— BEGIN —

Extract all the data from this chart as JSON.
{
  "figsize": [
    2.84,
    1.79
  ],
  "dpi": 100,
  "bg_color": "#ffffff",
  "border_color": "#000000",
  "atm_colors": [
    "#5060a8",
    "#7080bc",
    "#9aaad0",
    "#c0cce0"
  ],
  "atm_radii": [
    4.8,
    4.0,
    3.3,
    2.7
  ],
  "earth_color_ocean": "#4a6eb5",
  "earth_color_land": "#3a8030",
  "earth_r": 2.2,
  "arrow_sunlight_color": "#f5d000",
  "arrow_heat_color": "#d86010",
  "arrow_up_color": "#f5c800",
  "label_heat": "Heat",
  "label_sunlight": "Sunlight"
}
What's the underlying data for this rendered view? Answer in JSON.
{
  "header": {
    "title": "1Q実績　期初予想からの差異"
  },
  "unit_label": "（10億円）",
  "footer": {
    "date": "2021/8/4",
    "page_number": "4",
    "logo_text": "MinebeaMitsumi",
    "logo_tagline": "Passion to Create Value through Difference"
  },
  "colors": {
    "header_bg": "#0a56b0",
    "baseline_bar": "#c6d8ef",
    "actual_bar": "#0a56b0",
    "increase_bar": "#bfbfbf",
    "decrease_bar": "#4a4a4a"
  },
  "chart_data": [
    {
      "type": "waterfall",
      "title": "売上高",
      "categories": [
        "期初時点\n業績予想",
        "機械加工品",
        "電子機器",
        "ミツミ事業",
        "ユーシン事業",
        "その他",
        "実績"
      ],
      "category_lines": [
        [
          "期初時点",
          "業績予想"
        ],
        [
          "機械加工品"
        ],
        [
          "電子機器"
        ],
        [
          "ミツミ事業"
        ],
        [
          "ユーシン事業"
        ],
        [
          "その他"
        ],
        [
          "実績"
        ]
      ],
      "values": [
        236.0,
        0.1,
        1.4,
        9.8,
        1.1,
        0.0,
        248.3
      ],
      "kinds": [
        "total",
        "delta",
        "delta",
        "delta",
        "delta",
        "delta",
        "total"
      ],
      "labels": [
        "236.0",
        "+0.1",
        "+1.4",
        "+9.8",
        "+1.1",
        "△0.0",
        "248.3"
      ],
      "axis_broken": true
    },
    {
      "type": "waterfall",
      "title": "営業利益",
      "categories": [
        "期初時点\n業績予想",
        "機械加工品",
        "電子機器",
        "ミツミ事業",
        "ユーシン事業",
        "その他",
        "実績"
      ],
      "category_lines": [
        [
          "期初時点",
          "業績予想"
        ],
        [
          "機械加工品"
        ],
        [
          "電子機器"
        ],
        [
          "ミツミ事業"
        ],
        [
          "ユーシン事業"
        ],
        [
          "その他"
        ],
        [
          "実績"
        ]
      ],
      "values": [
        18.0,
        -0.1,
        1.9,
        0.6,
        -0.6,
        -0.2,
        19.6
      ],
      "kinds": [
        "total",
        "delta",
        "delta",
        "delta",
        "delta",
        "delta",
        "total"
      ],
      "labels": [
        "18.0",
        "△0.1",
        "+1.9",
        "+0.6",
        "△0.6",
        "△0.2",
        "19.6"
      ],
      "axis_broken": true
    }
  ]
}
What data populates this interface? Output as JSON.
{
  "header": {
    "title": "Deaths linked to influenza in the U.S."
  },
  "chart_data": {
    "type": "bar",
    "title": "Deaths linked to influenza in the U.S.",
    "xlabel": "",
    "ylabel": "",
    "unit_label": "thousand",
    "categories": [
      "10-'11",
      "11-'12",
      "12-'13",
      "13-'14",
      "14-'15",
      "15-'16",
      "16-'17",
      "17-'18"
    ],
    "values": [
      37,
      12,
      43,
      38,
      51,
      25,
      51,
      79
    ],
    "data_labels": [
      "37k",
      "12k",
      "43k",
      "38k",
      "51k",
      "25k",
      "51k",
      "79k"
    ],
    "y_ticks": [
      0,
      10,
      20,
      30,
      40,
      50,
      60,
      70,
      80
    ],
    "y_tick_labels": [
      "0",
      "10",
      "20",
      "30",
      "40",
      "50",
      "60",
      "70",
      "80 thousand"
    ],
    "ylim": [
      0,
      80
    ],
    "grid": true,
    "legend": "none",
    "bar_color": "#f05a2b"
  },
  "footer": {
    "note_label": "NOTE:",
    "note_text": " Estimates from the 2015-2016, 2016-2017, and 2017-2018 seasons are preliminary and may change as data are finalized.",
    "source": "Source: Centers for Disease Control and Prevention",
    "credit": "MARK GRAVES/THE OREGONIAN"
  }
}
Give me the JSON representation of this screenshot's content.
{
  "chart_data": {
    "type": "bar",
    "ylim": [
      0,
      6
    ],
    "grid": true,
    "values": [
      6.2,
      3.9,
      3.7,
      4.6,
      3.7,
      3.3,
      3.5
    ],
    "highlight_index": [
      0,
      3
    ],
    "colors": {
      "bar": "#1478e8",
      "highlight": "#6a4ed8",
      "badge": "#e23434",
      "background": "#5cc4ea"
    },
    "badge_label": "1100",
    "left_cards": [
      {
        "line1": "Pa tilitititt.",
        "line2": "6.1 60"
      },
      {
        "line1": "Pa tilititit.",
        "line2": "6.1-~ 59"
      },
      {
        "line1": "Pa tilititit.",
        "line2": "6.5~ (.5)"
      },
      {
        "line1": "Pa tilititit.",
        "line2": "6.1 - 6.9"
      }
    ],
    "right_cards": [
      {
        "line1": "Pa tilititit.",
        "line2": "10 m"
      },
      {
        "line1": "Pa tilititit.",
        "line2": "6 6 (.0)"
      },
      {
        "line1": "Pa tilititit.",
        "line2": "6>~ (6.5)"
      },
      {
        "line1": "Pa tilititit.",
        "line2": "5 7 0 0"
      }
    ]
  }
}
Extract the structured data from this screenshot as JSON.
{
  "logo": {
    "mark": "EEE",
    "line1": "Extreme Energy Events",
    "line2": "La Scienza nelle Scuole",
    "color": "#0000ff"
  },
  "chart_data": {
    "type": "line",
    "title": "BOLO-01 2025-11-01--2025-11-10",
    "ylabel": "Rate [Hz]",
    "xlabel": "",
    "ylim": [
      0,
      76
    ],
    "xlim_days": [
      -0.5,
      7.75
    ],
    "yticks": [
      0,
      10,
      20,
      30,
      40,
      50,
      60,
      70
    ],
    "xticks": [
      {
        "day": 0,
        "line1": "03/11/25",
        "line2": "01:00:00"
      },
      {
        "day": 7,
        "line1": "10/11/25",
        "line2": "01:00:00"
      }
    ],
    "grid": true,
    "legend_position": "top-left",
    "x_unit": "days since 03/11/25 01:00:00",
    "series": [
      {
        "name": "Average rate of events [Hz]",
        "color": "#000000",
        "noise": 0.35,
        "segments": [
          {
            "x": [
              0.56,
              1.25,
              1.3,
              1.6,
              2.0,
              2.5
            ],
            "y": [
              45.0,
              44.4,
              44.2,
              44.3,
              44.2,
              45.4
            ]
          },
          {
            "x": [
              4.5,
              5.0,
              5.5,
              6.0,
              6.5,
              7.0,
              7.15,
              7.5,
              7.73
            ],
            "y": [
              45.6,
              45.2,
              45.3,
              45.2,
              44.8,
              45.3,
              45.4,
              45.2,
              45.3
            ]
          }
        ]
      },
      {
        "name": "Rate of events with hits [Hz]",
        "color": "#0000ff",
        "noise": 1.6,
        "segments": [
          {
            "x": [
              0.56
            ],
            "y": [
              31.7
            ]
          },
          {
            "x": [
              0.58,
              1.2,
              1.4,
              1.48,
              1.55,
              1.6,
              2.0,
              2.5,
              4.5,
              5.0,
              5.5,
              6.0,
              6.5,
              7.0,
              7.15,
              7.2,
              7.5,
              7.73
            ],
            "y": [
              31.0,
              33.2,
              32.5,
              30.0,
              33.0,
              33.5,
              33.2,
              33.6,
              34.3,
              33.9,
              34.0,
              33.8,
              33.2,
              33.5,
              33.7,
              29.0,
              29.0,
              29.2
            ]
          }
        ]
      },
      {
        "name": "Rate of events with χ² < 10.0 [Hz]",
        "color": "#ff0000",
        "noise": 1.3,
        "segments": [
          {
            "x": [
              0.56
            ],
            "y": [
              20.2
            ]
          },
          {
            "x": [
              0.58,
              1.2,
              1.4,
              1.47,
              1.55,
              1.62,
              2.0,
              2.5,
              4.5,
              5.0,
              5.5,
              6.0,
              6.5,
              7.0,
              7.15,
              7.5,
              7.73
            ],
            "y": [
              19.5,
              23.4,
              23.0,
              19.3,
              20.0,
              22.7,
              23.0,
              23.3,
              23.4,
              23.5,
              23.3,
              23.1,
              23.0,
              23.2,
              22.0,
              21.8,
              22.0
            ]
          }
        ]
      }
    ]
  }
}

— END —

* TASK BRIEF *
Check each line of the records above for the string "What", and report every line that has it.

* TASK ANSWER *
What's the underlying data for this rendered view? Answer in JSON.
What data populates this interface? Output as JSON.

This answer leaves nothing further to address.